*Problem to work on*
Replace "point-icon" with "marker" in the stretch of lines from the one containing "param-label-cmax: Cmax xyxy=(426,176,474,198)" through the one containing "cmax-point-icon xyxy=(1194,468,1214,484)". Return only those lines, with nothing else changed.
**** Listed entries
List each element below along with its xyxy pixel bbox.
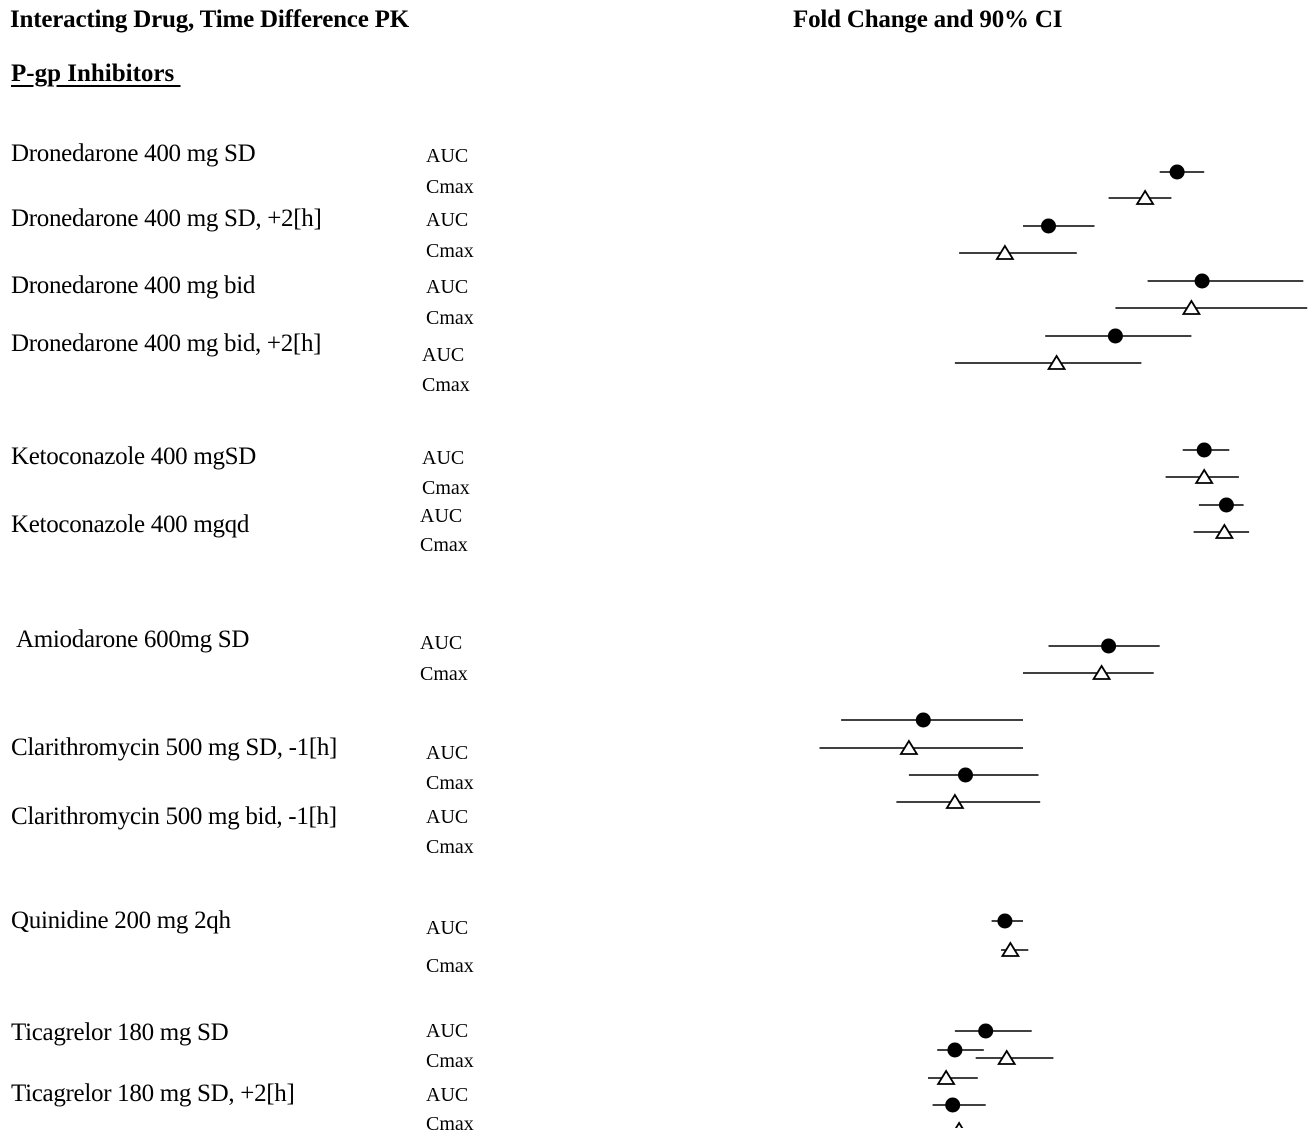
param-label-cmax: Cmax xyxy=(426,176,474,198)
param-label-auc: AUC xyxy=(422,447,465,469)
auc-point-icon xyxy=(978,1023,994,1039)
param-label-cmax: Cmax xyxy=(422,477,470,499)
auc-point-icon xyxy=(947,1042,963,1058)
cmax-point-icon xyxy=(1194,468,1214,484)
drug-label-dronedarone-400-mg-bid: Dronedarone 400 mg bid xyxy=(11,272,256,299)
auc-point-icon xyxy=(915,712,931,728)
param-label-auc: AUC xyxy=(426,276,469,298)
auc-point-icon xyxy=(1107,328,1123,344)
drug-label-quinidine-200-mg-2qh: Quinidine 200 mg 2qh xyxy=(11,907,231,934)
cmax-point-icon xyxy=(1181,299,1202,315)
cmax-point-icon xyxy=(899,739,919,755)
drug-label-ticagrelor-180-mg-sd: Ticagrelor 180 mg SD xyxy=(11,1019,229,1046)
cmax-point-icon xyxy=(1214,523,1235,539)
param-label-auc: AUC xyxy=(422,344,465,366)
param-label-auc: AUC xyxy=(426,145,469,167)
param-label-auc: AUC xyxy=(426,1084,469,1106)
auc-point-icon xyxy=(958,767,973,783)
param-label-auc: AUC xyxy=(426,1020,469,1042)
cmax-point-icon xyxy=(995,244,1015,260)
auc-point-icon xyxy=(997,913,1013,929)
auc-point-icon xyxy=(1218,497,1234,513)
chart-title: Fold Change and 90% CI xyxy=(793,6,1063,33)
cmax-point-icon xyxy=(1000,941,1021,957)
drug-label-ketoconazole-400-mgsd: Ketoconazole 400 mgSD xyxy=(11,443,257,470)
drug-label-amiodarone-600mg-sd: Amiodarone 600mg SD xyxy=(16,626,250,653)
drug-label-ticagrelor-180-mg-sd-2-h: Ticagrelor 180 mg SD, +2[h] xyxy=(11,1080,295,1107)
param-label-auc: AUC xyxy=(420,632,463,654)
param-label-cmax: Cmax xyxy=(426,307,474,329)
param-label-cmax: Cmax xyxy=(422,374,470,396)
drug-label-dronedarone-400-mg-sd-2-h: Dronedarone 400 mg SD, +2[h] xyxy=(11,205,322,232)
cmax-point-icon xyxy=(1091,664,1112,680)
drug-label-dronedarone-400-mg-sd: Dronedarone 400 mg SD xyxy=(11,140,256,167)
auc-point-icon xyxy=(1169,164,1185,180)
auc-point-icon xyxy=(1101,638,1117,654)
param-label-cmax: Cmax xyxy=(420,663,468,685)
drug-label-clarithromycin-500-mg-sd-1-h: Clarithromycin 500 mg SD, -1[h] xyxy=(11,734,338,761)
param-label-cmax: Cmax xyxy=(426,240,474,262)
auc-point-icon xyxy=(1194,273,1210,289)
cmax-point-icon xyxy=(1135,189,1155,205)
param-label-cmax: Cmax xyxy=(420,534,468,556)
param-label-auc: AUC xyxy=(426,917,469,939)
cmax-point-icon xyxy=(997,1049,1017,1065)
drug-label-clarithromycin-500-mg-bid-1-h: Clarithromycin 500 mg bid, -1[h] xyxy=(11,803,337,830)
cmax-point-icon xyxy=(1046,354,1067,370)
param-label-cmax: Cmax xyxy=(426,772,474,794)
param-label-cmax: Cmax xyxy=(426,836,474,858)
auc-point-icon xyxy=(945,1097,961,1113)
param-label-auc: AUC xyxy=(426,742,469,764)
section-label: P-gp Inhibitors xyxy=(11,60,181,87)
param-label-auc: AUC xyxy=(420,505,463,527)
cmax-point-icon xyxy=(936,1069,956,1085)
********
*Output for this task*
param-label-cmax: Cmax xyxy=(426,176,474,198)
param-label-auc: AUC xyxy=(422,447,465,469)
auc-marker xyxy=(978,1023,994,1039)
param-label-cmax: Cmax xyxy=(422,477,470,499)
auc-marker xyxy=(947,1042,963,1058)
cmax-marker xyxy=(1194,468,1214,484)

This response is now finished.